_存储条目_
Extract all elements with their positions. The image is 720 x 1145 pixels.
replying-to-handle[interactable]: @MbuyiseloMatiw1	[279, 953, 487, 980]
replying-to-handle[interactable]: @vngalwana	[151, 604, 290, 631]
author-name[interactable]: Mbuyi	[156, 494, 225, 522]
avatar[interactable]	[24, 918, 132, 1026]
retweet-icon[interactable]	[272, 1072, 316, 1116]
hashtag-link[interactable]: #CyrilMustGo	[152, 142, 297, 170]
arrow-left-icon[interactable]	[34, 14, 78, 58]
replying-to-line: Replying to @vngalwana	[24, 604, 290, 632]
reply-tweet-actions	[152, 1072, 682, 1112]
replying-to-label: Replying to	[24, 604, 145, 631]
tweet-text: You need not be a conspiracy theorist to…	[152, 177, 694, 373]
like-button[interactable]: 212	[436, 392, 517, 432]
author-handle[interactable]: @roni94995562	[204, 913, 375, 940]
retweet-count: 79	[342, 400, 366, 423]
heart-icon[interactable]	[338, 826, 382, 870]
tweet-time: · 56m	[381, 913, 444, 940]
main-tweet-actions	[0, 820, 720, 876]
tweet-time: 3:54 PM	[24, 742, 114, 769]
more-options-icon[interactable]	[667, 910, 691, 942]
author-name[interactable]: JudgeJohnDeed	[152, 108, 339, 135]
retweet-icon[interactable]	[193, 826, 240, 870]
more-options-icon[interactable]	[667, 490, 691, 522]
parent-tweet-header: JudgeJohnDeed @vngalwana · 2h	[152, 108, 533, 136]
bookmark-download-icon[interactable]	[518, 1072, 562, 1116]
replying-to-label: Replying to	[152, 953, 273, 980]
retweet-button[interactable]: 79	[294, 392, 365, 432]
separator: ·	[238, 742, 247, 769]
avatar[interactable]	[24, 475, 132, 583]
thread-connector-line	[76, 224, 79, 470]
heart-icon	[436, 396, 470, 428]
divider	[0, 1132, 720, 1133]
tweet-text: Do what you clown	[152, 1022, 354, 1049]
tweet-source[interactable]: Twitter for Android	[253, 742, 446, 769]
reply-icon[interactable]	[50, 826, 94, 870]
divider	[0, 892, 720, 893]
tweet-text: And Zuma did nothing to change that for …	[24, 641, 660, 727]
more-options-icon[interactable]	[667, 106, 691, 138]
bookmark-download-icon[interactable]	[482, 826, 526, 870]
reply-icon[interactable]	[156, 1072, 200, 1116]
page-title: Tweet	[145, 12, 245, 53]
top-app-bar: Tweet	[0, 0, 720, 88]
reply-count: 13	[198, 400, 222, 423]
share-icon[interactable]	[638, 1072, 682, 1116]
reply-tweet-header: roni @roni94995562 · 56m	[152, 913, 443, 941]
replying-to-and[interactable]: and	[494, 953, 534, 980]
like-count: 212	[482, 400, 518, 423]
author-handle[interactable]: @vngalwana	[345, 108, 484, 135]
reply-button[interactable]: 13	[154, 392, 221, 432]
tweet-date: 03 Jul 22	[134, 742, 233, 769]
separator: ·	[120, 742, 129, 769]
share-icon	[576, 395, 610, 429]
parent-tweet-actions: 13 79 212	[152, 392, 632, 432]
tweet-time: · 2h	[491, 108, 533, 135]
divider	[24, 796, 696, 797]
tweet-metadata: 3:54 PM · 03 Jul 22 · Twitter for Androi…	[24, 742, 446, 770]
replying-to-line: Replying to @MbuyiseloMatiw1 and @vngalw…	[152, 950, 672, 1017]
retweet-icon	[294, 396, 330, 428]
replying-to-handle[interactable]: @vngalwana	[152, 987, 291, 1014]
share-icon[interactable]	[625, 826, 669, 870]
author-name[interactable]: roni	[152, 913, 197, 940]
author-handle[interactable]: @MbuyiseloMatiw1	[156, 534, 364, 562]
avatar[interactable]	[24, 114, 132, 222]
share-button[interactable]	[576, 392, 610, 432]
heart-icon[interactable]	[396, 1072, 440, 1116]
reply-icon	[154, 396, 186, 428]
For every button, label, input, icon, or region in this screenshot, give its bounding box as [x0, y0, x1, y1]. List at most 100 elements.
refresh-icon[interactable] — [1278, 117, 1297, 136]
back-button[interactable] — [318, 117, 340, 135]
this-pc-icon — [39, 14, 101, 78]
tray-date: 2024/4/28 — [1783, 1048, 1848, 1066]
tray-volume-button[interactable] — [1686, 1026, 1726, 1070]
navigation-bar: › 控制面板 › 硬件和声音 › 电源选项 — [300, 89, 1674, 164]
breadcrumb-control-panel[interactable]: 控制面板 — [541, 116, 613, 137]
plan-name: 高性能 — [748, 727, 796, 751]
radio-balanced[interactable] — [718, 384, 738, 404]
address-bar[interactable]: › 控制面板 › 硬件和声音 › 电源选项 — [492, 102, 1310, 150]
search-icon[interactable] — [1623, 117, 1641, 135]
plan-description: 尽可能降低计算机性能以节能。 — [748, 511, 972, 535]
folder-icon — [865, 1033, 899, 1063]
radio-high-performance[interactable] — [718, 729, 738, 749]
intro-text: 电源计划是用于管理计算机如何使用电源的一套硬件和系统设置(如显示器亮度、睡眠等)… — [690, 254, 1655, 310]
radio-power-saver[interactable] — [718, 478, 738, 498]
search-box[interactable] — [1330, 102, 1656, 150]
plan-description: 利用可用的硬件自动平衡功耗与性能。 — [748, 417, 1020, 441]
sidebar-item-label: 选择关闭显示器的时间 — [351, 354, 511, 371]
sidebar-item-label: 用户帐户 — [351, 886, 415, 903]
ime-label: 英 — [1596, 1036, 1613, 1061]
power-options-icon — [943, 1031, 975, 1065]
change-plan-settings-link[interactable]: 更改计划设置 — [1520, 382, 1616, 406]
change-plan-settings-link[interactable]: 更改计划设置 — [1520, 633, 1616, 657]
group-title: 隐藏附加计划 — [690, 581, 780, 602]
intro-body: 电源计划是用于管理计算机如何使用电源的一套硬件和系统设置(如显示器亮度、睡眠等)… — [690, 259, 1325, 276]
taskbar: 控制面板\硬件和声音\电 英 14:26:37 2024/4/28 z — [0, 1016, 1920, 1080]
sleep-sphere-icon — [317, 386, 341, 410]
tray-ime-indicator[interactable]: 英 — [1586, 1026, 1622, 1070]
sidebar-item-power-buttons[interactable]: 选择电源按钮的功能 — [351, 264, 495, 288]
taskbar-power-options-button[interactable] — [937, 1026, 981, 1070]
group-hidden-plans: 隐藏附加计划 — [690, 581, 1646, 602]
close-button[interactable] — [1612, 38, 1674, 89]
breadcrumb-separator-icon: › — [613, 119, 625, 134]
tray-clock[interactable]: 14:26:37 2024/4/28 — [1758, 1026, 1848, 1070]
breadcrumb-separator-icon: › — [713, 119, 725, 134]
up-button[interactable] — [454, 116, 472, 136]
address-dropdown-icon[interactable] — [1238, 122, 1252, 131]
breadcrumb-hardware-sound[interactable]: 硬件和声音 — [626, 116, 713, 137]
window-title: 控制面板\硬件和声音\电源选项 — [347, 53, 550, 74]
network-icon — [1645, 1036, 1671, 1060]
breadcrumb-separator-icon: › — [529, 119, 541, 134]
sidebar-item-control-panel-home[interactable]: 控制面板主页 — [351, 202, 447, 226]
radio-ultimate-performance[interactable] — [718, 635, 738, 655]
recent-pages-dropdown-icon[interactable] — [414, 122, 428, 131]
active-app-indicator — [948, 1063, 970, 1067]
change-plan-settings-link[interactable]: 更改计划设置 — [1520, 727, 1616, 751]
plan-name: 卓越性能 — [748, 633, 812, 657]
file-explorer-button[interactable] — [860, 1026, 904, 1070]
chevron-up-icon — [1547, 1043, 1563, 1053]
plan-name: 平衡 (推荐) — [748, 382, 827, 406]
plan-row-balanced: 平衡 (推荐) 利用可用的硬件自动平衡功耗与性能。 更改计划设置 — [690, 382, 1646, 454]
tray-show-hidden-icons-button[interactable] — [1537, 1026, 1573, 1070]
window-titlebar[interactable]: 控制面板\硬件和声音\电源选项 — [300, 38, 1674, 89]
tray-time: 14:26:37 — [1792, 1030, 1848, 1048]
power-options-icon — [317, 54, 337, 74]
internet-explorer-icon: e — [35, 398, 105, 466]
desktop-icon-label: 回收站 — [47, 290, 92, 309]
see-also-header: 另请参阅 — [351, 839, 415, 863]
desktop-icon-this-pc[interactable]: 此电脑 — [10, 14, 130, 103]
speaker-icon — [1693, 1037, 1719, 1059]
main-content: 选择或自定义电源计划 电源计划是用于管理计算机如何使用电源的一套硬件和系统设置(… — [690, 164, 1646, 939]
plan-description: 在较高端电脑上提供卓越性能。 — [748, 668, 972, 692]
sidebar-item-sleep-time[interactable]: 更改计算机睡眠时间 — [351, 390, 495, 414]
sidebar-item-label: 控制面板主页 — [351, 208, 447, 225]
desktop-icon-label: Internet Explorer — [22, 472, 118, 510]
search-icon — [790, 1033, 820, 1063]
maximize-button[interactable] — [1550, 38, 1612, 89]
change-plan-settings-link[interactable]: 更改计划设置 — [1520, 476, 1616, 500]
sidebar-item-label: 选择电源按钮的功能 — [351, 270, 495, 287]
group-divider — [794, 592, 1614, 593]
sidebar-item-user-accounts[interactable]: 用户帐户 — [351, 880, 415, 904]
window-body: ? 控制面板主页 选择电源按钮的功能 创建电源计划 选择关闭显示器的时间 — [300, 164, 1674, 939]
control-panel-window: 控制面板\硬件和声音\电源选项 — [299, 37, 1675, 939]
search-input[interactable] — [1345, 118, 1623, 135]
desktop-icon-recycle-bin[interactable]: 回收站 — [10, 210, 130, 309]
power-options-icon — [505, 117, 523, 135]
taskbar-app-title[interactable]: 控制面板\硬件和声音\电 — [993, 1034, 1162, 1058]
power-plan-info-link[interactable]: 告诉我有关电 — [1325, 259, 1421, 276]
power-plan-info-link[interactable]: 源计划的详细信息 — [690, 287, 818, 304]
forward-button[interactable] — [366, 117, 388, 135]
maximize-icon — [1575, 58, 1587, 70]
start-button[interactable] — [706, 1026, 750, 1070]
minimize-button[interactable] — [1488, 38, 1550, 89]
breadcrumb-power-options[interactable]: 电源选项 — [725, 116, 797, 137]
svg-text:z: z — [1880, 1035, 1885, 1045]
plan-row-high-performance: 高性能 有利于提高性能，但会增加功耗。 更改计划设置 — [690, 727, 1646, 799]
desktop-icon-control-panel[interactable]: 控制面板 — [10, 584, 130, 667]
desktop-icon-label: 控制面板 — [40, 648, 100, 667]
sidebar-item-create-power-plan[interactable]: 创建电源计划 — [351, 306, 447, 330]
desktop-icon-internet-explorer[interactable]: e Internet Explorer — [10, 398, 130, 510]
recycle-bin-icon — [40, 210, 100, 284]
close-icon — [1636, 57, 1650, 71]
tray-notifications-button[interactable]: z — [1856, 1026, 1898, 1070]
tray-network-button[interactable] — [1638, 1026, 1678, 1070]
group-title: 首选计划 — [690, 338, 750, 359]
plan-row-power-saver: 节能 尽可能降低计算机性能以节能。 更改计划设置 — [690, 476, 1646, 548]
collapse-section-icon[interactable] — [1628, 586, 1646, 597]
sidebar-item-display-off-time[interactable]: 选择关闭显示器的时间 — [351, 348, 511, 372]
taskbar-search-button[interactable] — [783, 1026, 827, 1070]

_工作内容_
把从条目开头到包含“400, 518, 423]”的那一行（首尾两行都算在内）放入一个 Markdown 表格，两列分别命名为“序号”和“内容”，每行填写行号和该行文字。遇到空行直接略过。

_答案_
| 序号 | 内容 |
|---|---|
| 1 | Extract all elements with their positions. The image is 720 x 1145 pixels. |
| 2 | replying-to-handle[interactable]: @MbuyiseloMatiw1	[279, 953, 487, 980] |
| 3 | replying-to-handle[interactable]: @vngalwana	[151, 604, 290, 631] |
| 4 | author-name[interactable]: Mbuyi	[156, 494, 225, 522] |
| 5 | avatar[interactable]	[24, 918, 132, 1026] |
| 6 | retweet-icon[interactable]	[272, 1072, 316, 1116] |
| 7 | hashtag-link[interactable]: #CyrilMustGo	[152, 142, 297, 170] |
| 8 | arrow-left-icon[interactable]	[34, 14, 78, 58] |
| 9 | replying-to-line: Replying to @vngalwana	[24, 604, 290, 632] |
| 10 | reply-tweet-actions	[152, 1072, 682, 1112] |
| 11 | replying-to-label: Replying to	[24, 604, 145, 631] |
| 12 | tweet-text: You need not be a conspiracy theorist to…	[152, 177, 694, 373] |
| 13 | like-button[interactable]: 212	[436, 392, 517, 432] |
| 14 | author-handle[interactable]: @roni94995562	[204, 913, 375, 940] |
| 15 | retweet-count: 79	[342, 400, 366, 423] |
| 16 | heart-icon[interactable]	[338, 826, 382, 870] |
| 17 | tweet-time: · 56m	[381, 913, 444, 940] |
| 18 | main-tweet-actions	[0, 820, 720, 876] |
| 19 | tweet-time: 3:54 PM	[24, 742, 114, 769] |
| 20 | more-options-icon[interactable]	[667, 910, 691, 942] |
| 21 | author-name[interactable]: JudgeJohnDeed	[152, 108, 339, 135] |
| 22 | retweet-icon[interactable]	[193, 826, 240, 870] |
| 23 | more-options-icon[interactable]	[667, 490, 691, 522] |
| 24 | parent-tweet-header: JudgeJohnDeed @vngalwana · 2h	[152, 108, 533, 136] |
| 25 | bookmark-download-icon[interactable]	[518, 1072, 562, 1116] |
| 26 | replying-to-label: Replying to	[152, 953, 273, 980] |
| 27 | retweet-button[interactable]: 79	[294, 392, 365, 432] |
| 28 | separator: ·	[238, 742, 247, 769] |
| 29 | avatar[interactable]	[24, 475, 132, 583] |
| 30 | thread-connector-line	[76, 224, 79, 470] |
| 31 | heart-icon	[436, 396, 470, 428] |
| 32 | divider	[0, 1132, 720, 1133] |
| 33 | tweet-text: Do what you clown	[152, 1022, 354, 1049] |
| 34 | tweet-source[interactable]: Twitter for Android	[253, 742, 446, 769] |
| 35 | reply-icon[interactable]	[50, 826, 94, 870] |
| 36 | divider	[0, 892, 720, 893] |
| 37 | tweet-text: And Zuma did nothing to change that for …	[24, 641, 660, 727] |
| 38 | more-options-icon[interactable]	[667, 106, 691, 138] |
| 39 | bookmark-download-icon[interactable]	[482, 826, 526, 870] |
| 40 | reply-icon[interactable]	[156, 1072, 200, 1116] |
| 41 | page-title: Tweet	[145, 12, 245, 53] |
| 42 | top-app-bar: Tweet	[0, 0, 720, 88] |
| 43 | reply-count: 13	[198, 400, 222, 423] |
| 44 | share-icon[interactable]	[638, 1072, 682, 1116] |
| 45 | reply-tweet-header: roni @roni94995562 · 56m	[152, 913, 443, 941] |
| 46 | replying-to-and[interactable]: and	[494, 953, 534, 980] |
| 47 | like-count: 212	[482, 400, 518, 423] |